Element box rows

━━━━━━

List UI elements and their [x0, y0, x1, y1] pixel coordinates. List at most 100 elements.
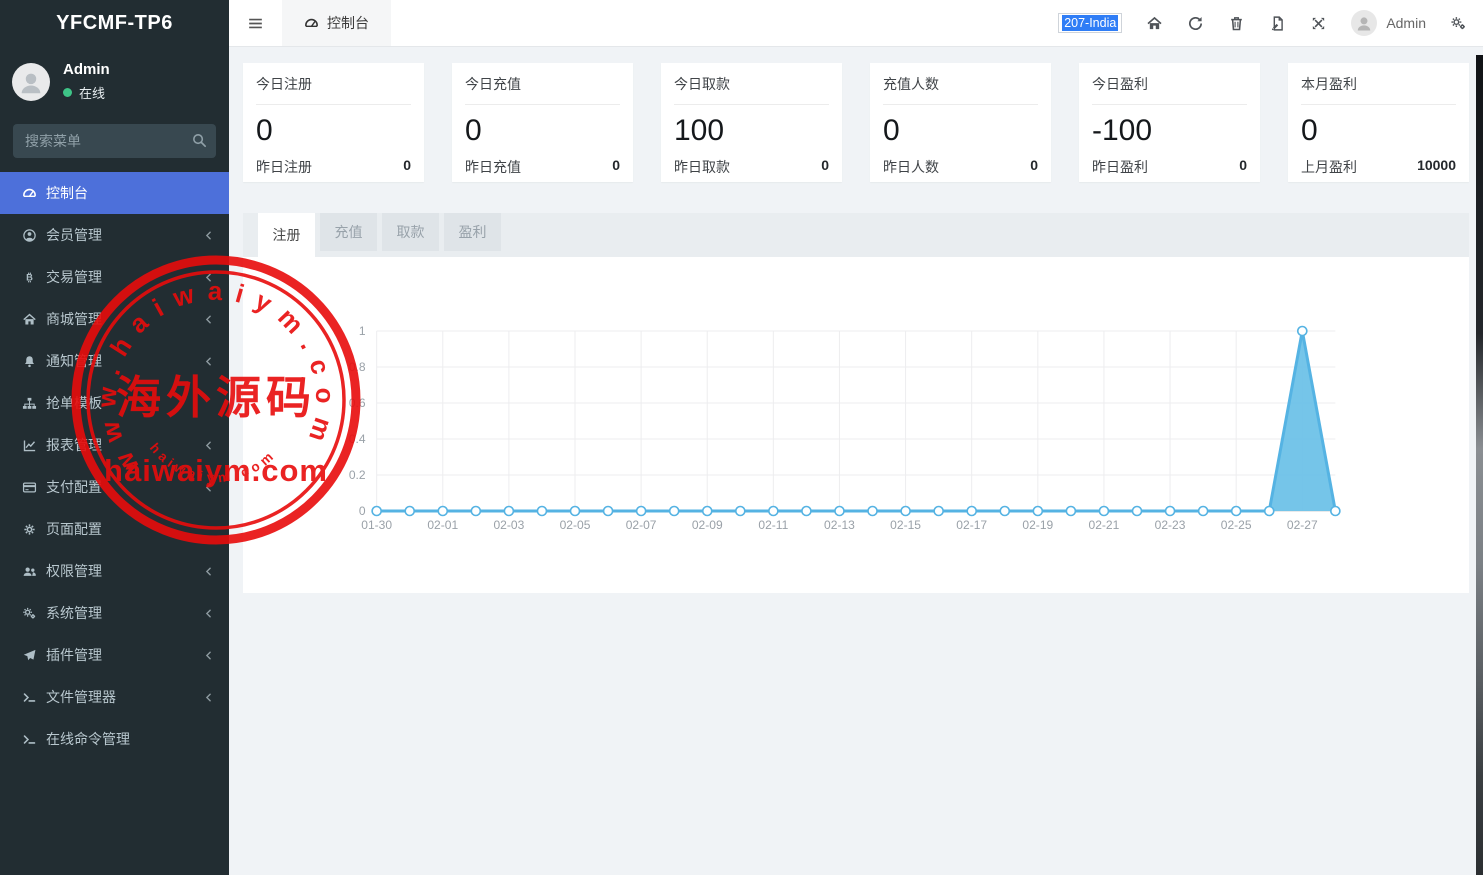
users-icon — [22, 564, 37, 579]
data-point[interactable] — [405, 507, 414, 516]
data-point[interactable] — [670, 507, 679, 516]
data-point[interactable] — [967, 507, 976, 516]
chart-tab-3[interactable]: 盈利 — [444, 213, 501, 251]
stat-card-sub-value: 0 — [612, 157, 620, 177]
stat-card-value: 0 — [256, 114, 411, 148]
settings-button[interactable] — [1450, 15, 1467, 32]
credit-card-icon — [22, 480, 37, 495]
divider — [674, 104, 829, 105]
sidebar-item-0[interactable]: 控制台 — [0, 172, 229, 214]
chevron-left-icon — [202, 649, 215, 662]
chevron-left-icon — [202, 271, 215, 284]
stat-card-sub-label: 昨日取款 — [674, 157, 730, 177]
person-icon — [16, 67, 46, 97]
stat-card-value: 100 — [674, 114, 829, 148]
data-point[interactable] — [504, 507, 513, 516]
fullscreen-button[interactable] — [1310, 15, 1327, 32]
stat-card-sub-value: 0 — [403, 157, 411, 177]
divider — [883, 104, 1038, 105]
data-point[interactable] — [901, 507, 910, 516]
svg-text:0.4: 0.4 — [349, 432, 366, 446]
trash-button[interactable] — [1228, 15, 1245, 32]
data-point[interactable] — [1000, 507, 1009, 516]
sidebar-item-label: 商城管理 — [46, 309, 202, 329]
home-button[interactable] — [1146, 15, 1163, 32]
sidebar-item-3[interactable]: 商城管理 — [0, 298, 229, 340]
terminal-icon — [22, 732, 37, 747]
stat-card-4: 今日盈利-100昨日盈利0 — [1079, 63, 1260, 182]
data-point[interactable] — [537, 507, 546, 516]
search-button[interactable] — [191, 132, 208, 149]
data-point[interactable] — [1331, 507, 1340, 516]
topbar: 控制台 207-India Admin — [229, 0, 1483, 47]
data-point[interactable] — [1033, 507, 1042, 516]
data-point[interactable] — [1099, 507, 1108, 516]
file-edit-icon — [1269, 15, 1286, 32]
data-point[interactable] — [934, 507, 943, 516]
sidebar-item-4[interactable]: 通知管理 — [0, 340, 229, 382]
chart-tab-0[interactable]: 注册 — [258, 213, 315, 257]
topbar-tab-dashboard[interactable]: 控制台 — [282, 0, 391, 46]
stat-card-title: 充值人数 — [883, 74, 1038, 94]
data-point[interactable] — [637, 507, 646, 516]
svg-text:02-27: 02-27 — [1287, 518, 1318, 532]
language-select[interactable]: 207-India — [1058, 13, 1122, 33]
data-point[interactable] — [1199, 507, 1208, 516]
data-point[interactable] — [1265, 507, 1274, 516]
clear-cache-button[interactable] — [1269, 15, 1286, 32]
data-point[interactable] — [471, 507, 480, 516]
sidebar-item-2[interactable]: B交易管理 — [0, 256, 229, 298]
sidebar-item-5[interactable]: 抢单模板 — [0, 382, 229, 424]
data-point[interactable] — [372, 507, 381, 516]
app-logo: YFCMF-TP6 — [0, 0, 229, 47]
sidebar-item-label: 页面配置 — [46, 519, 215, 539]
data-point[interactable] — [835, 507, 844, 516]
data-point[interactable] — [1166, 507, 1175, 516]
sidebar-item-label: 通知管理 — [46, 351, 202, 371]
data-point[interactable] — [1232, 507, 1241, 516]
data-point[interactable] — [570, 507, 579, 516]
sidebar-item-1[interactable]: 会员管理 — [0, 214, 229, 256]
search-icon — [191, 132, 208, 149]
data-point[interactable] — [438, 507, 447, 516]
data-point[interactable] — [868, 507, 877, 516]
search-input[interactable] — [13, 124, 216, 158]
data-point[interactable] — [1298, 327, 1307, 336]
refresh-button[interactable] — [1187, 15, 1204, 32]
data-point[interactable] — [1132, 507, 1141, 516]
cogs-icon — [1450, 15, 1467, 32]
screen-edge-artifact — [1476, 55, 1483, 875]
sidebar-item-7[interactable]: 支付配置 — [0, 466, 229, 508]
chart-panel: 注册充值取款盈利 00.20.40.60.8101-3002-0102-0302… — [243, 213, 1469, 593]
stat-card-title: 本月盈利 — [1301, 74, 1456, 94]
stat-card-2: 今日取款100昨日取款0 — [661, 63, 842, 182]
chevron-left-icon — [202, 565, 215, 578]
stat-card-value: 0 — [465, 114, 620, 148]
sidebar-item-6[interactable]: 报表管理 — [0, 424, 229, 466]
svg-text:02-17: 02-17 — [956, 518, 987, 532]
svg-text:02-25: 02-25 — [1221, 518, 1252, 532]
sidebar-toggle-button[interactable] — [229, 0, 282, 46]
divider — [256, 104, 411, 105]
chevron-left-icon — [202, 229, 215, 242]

━━━━━━

> Stated task
How many lines in the rows above contain the string "通知管理"? Reply with the number only.

> Solution
2